* _What this exercise asks_:
1. Translate this sentence from the passage on the rejection of Jesus into Spanish: "The effect of this upon men was to pervert whatever natural wisdom they had (Isa. 6:10; Rom. 1:21)."
2. List every scripture reference cited in the passage on the rejection of Jesus, in the order they appear.
3. From the passage on the rejection of Jesus, quote the stretch from "That nation had" through "and marvellous revelation.".

* _Text passage_:
———

That nation had boasted itself in a knowledge of God, which it really did not possess. To that people God had declared His name, as the self-existing and unchanging One, and for centuries the Jew had been under Divine tuition and cultivation; but at the end he was manifested to be as really ignorant of God as was the Gentile. He no more recognized Jehovah in the lowly Jesus, than did the Gentile His Creator; and had just as little appreciation of that gracious and marvellous revelation.
It might be advanced, in excuse for this, that it would have been impossible for man, whatever he might be, either good or bad, to have recognized in the lowly Nazarene the God that made the worlds. This, I do not doubt, is so; but two things of which man was guilty make the rejection of Jesus criminal on his part. The first is, that when men had the knowledge of God, in the light in which the things that are made bear witness to Him, they deliberately gave Him up, and placed themselves under the tyranny of demons. To this I have already made reference (Rom. 1). And this was just as true of Israel as it was of the Gentile world. At Sinai they apostatized from Jehovah, and worshipped a golden calf; and all through the wilderness it was the same thing, as the Spirit of God says, “Ye have borne the tabernacle of your Moloch and Chiun your images, the star of your god, which ye made to yourselves” (Amos 5:26). “They sacrificed unto devils, not to God” (Deut. 32:17). The effect of this upon men was to pervert whatever natural wisdom they had (Isa. 6:10; Rom. 1:21). Therefore if men by their wickedness brought themselves into this moral condition, as blind to the glory of Jesus come into their midst in grace, they have only themselves to blame, and their lack of perception of that glory becomes all the more criminal.

———

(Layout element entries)
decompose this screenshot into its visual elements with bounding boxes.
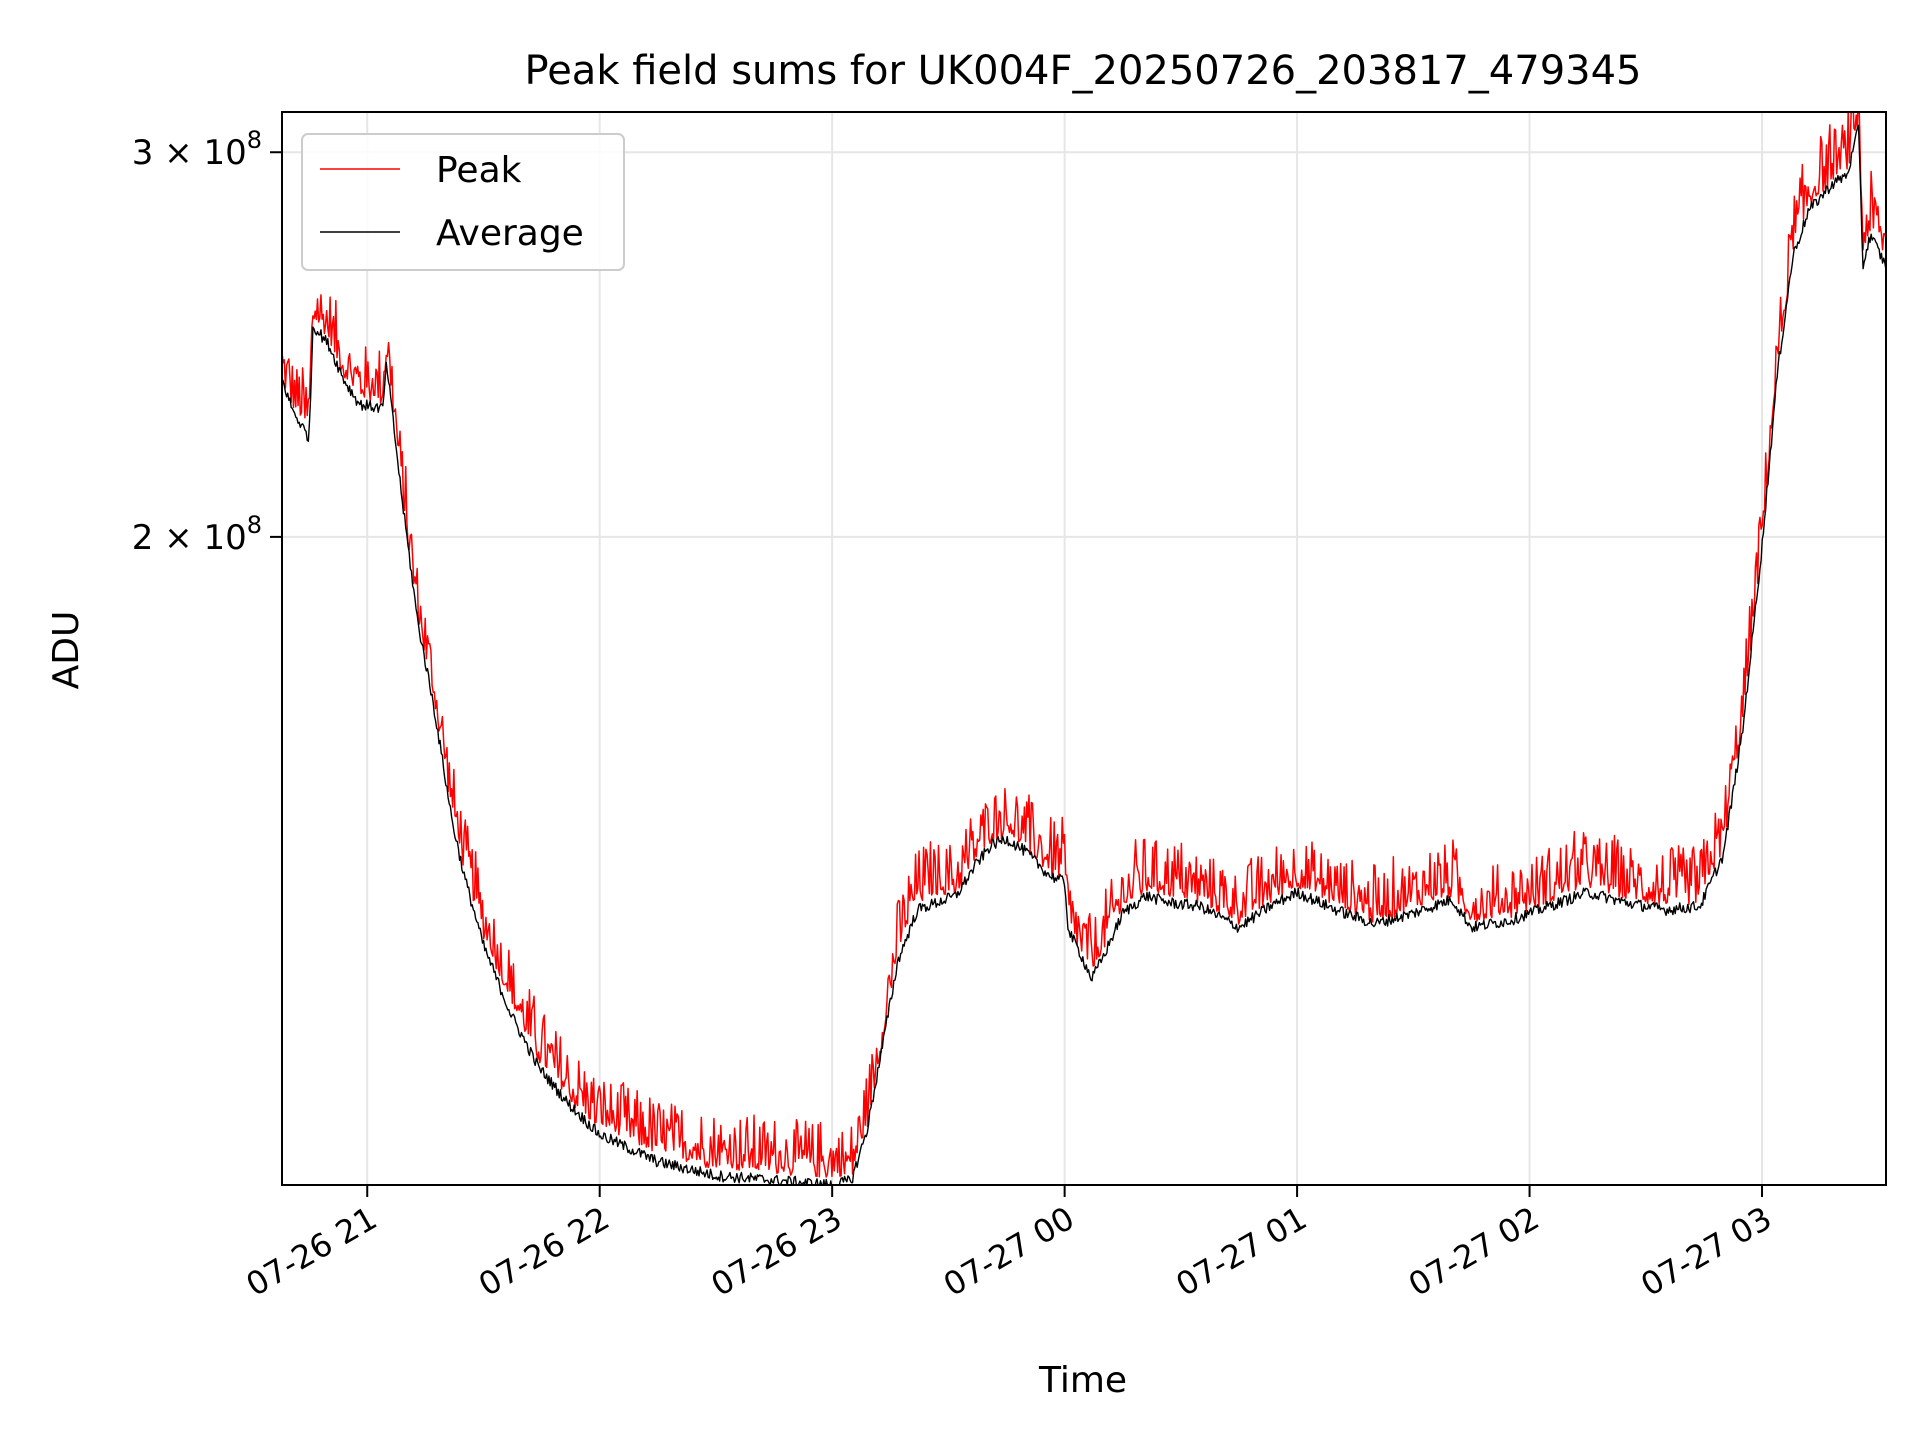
x-tick-label: 07-27 03	[1634, 1199, 1778, 1304]
x-tick-label: 07-27 02	[1402, 1199, 1546, 1304]
x-tick-label: 07-26 23	[705, 1199, 849, 1304]
legend-box	[301, 133, 625, 271]
x-tick-label: 07-27 01	[1169, 1199, 1313, 1304]
x-axis: 07-26 21 07-26 22 07-26 23 07-27 00 07-27 01…	[240, 1185, 1778, 1304]
x-axis-label: Time	[1038, 1360, 1127, 1401]
plot-frame	[281, 111, 1887, 1186]
y-axis: 2 × 108 3 × 108	[132, 126, 282, 558]
x-tick-label: 07-26 21	[240, 1199, 384, 1304]
y-axis-label: ADU	[46, 611, 87, 690]
x-tick-label: 07-27 00	[937, 1199, 1081, 1304]
series-line-average	[282, 124, 1886, 1185]
legend: Peak Average	[301, 133, 625, 271]
grid	[282, 112, 1886, 1185]
legend-average-label: Average	[436, 213, 584, 254]
y-tick-label: 3 × 108	[132, 126, 262, 173]
series-line-peak	[282, 112, 1886, 1178]
x-tick-label: 07-26 22	[472, 1199, 616, 1304]
plot-area	[282, 112, 1886, 1185]
legend-peak-label: Peak	[436, 150, 522, 191]
chart-title: Peak field sums for UK004F_20250726_2038…	[525, 48, 1642, 94]
y-tick-label: 2 × 108	[132, 511, 262, 558]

———

* _Expected answers_:
1. El efecto de esto sobre los hombres fue pervertir cualquier sabiduría natural que tuvieran (Isa. 6:10; Rom. 1:21).

2.
Rom. 1
Amos 5:26
Deut. 32:17
Isa. 6:10
Rom. 1:21

3.
That nation had boasted itself in a knowledge of God, which it really did not possess. To that people God had declared His name, as the self-existing and unchanging One, and for centuries the Jew had been under Divine tuition and cultivation; but at the end he was manifested to be as really ignorant of God as was the Gentile. He no more recognized Jehovah in the lowly Jesus, than did the Gentile His Creator; and had just as little appreciation of that gracious and marvellous revelation.